[Start DATASET RECORDS]
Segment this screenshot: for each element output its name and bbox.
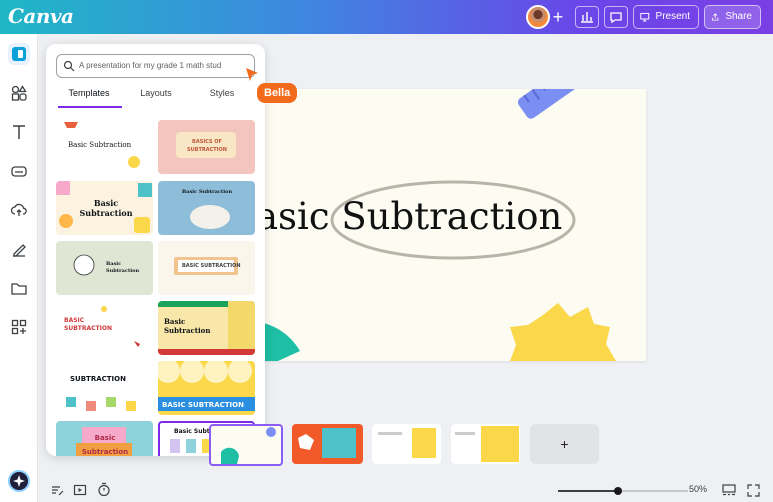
tab-templates[interactable]: Templates: [68, 88, 110, 98]
user-avatar[interactable]: [526, 5, 550, 29]
magic-search-icon: [63, 60, 75, 72]
template-card[interactable]: Basic Subtraction: [56, 421, 153, 456]
elements-icon[interactable]: [10, 84, 28, 102]
share-label: Share: [725, 11, 752, 22]
template-card[interactable]: BASIC SUBTRACTION: [158, 361, 255, 415]
template-card[interactable]: BASIC SUBTRACTION: [56, 301, 153, 355]
template-card[interactable]: BASICS OF SUBTRACTION: [158, 120, 255, 174]
page-thumbnail-2[interactable]: [292, 424, 363, 464]
canva-logo[interactable]: Canva: [8, 4, 74, 28]
collaborator-cursor-icon: [246, 68, 258, 81]
tab-styles[interactable]: Styles: [204, 88, 240, 98]
page-thumbnail-4[interactable]: [451, 424, 520, 464]
active-tab-indicator: [58, 106, 122, 108]
fullscreen-icon[interactable]: [747, 484, 760, 497]
bottom-bar: 50%: [38, 478, 773, 502]
add-page-button[interactable]: +: [530, 424, 599, 464]
slide-title[interactable]: asic Subtraction: [256, 195, 562, 238]
timer-icon[interactable]: [97, 482, 111, 497]
bar-chart-icon[interactable]: [575, 6, 599, 28]
comment-icon[interactable]: [604, 6, 628, 28]
grid-view-icon[interactable]: [722, 484, 736, 497]
top-bar: Canva + Present Share: [0, 0, 773, 34]
projects-icon[interactable]: [10, 279, 28, 297]
search-placeholder: A presentation for my grade 1 math stud: [79, 61, 222, 70]
slide-canvas[interactable]: asic Subtraction: [248, 89, 646, 361]
template-card[interactable]: Basic Subtraction: [56, 181, 153, 235]
template-card[interactable]: Basic Subtraction: [158, 181, 255, 235]
apps-icon[interactable]: [10, 318, 28, 336]
collaborator-label: Bella: [257, 83, 298, 103]
tab-layouts[interactable]: Layouts: [134, 88, 178, 98]
left-rail: [0, 34, 38, 502]
template-card[interactable]: BASIC SUBTRACTION: [158, 241, 255, 295]
page-thumbnail-1[interactable]: [209, 424, 283, 466]
template-card[interactable]: Basic Subtraction: [56, 241, 153, 295]
present-icon: [640, 12, 650, 22]
zoom-value[interactable]: 50%: [689, 484, 707, 494]
play-icon[interactable]: [73, 483, 87, 497]
plus-icon[interactable]: +: [548, 6, 568, 28]
share-button[interactable]: Share: [704, 5, 761, 29]
page-thumbnail-3[interactable]: [372, 424, 441, 464]
present-label: Present: [655, 11, 690, 22]
templates-panel: A presentation for my grade 1 math stud …: [46, 44, 265, 456]
notes-icon[interactable]: [50, 483, 64, 497]
zoom-slider-handle[interactable]: [614, 487, 622, 495]
magic-assistant-icon[interactable]: [8, 470, 30, 492]
template-card[interactable]: Basic Subtraction: [56, 120, 153, 174]
draw-icon[interactable]: [10, 240, 28, 258]
magic-search-input[interactable]: A presentation for my grade 1 math stud: [56, 54, 255, 78]
design-icon[interactable]: [10, 45, 28, 63]
brand-icon[interactable]: [10, 162, 28, 180]
panel-tabs: Templates Layouts Styles: [46, 86, 265, 108]
uploads-icon[interactable]: [10, 201, 28, 219]
text-icon[interactable]: [10, 123, 28, 141]
share-icon: [711, 13, 719, 21]
present-button[interactable]: Present: [633, 5, 699, 29]
zoom-slider-fill: [558, 490, 616, 492]
template-card[interactable]: SUBTRACTION: [56, 361, 153, 415]
template-card[interactable]: Basic Subtraction: [158, 301, 255, 355]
[End DATASET RECORDS]
WHAT TO PRODUCE - Copy every line of the records above word for word, leaving out the pictures.

WRITTEN ANSWER -
Segment this screenshot: for each element output its name and bbox.
tab-templates[interactable]: Templates: [68, 88, 110, 98]
user-avatar[interactable]: [526, 5, 550, 29]
magic-search-icon: [63, 60, 75, 72]
template-card[interactable]: Basic Subtraction: [56, 421, 153, 456]
elements-icon[interactable]: [10, 84, 28, 102]
share-label: Share: [725, 11, 752, 22]
template-card[interactable]: BASIC SUBTRACTION: [158, 361, 255, 415]
template-card[interactable]: BASIC SUBTRACTION: [56, 301, 153, 355]
template-card[interactable]: BASICS OF SUBTRACTION: [158, 120, 255, 174]
page-thumbnail-2[interactable]: [292, 424, 363, 464]
canva-logo[interactable]: Canva: [8, 4, 74, 28]
collaborator-cursor-icon: [246, 68, 258, 81]
tab-styles[interactable]: Styles: [204, 88, 240, 98]
page-thumbnail-4[interactable]: [451, 424, 520, 464]
active-tab-indicator: [58, 106, 122, 108]
fullscreen-icon[interactable]: [747, 484, 760, 497]
bottom-bar: 50%: [38, 478, 773, 502]
add-page-button[interactable]: +: [530, 424, 599, 464]
slide-title[interactable]: asic Subtraction: [256, 195, 562, 238]
timer-icon[interactable]: [97, 482, 111, 497]
bar-chart-icon[interactable]: [575, 6, 599, 28]
comment-icon[interactable]: [604, 6, 628, 28]
grid-view-icon[interactable]: [722, 484, 736, 497]
top-bar: Canva + Present Share: [0, 0, 773, 34]
projects-icon[interactable]: [10, 279, 28, 297]
search-placeholder: A presentation for my grade 1 math stud: [79, 61, 222, 70]
slide-canvas[interactable]: asic Subtraction: [248, 89, 646, 361]
template-card[interactable]: Basic Subtraction: [56, 181, 153, 235]
template-card[interactable]: Basic Subtraction: [158, 181, 255, 235]
apps-icon[interactable]: [10, 318, 28, 336]
collaborator-label: Bella: [257, 83, 298, 103]
tab-layouts[interactable]: Layouts: [134, 88, 178, 98]
left-rail: [0, 34, 38, 502]
template-card[interactable]: BASIC SUBTRACTION: [158, 241, 255, 295]
page-thumbnail-1[interactable]: [209, 424, 283, 466]
template-card[interactable]: Basic Subtraction: [56, 241, 153, 295]
present-icon: [640, 12, 650, 22]
zoom-value[interactable]: 50%: [689, 484, 707, 494]
play-icon[interactable]: [73, 483, 87, 497]
plus-icon[interactable]: +: [548, 6, 568, 28]
share-button[interactable]: Share: [704, 5, 761, 29]
page-thumbnail-3[interactable]: [372, 424, 441, 464]
present-label: Present: [655, 11, 690, 22]
templates-panel: A presentation for my grade 1 math stud …: [46, 44, 265, 456]
notes-icon[interactable]: [50, 483, 64, 497]
zoom-slider-handle[interactable]: [614, 487, 622, 495]
magic-assistant-icon[interactable]: [8, 470, 30, 492]
template-card[interactable]: Basic Subtraction: [56, 120, 153, 174]
draw-icon[interactable]: [10, 240, 28, 258]
magic-search-input[interactable]: A presentation for my grade 1 math stud: [56, 54, 255, 78]
design-icon[interactable]: [10, 45, 28, 63]
brand-icon[interactable]: [10, 162, 28, 180]
panel-tabs: Templates Layouts Styles: [46, 86, 265, 108]
uploads-icon[interactable]: [10, 201, 28, 219]
text-icon[interactable]: [10, 123, 28, 141]
share-icon: [711, 13, 719, 21]
present-button[interactable]: Present: [633, 5, 699, 29]
zoom-slider-fill: [558, 490, 616, 492]
template-card[interactable]: SUBTRACTION: [56, 361, 153, 415]
template-card[interactable]: Basic Subtraction: [158, 301, 255, 355]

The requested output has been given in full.